* _Excerpt to read_
- Born: June 15, 1977 (age 49) Wichita, Kansas, U.S.
- Education: Texas A&M University (BS)
- Occupation: Businessman
- Title: President of Koch Fertilizer
- Spouse: Annie Breitenbach ​ ​(m. 2010; div. 2020)​
- Children: 3
- Father: Charles Koch
- Relatives: Elizabeth Koch (sister)

= Chase Koch =

American businessman

Charles Chase Koch (/koʊk/ KOHK; born June 15, 1977), is an American businessman and the son of Charles Koch, the co-owner, CEO, and chairman of Koch Industries. Koch directs the venture capital company Koch Disruptive Technologies, and is a leading figure in Koch Industries and the family's philanthropic activities.

* _Problems to work on_
**a.** According to the passage about Chase Koch, which venture capital company does he direct?
**b.** Write the next part of the passage about Chase Koch, picking up after its last sentence.
The data after this passage is not needed for anything here.

* _Data shown_

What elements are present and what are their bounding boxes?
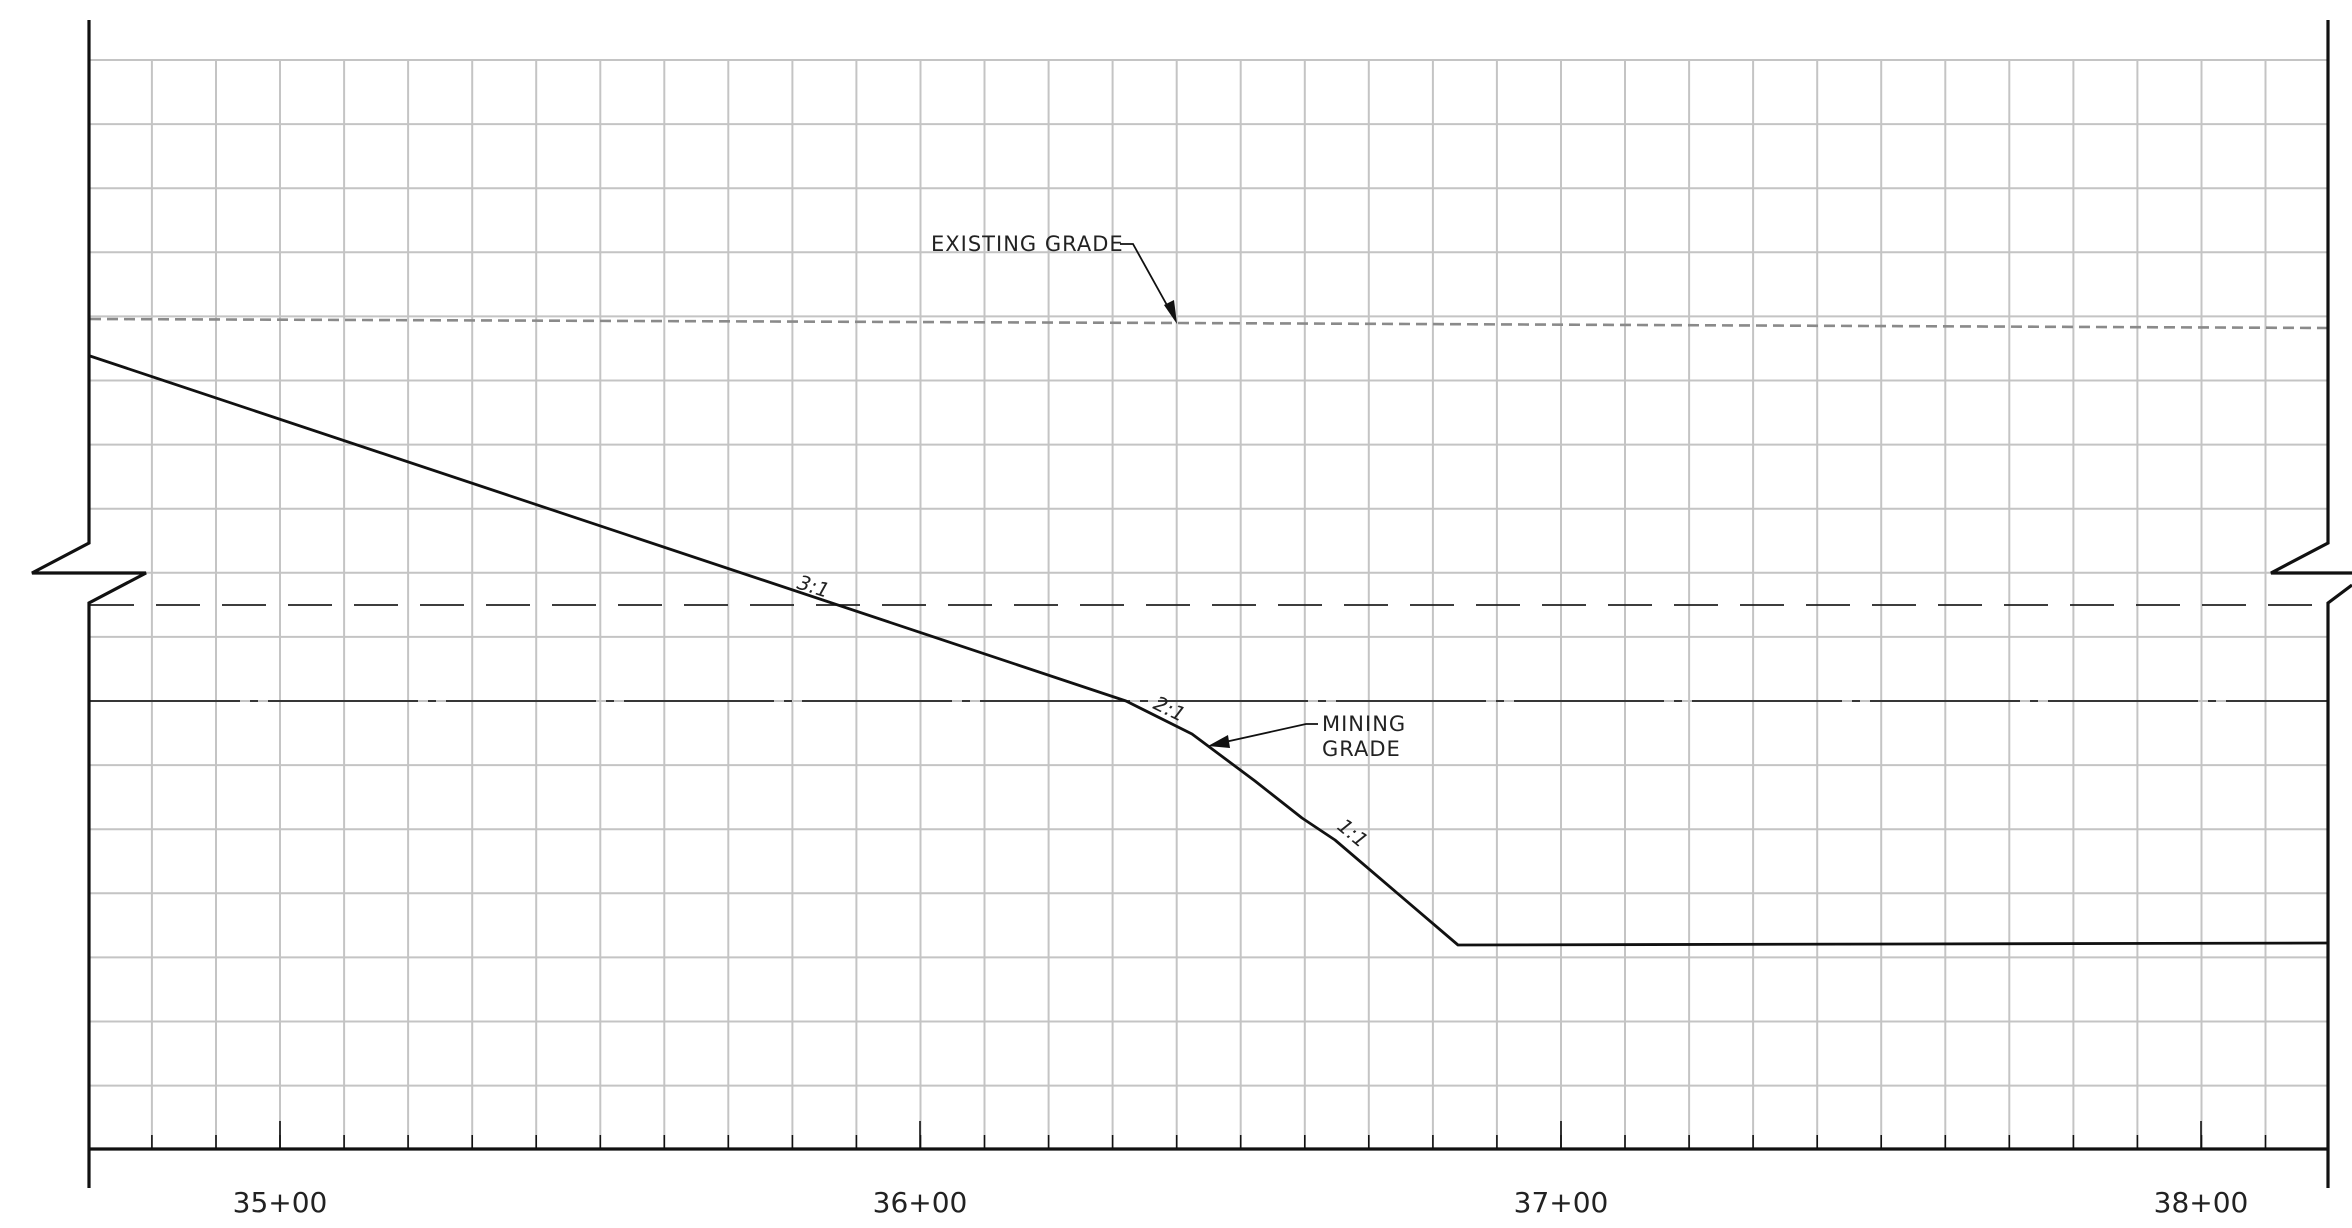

* _Answers_
**a.** Koch Disruptive Technologies.

**b.**
==Early life and education ==
Koch, who is named after his grandfather and father, was born on June 15, 1977 and raised in Wichita, Kansas, by his parents, Charles and Liz. Every Sunday, Charles Koch would educate Chase and his sister Elizabeth about his value system, libertarian economics, and philosophy. According to a 2018 profile in Politico, Chase's interest in education is rooted in that childhood tutoring, which involved listening to recordings of F.A. Hayek and Milton Friedman and discussing “values like courage and equal rights.”

Chase played basketball at the local YMCA and attended Wichita Collegiate School. In his teens, he worked on his family's ranches. His first job, at age 15, was at Koch's feed yard in Syracuse, Kansas, where he spent the summer digging post holes and shoveling bovine ordure. He later said that although "I hated Koch Industries at the time," the experience taught him "a critical life lesson about the importance of hard work."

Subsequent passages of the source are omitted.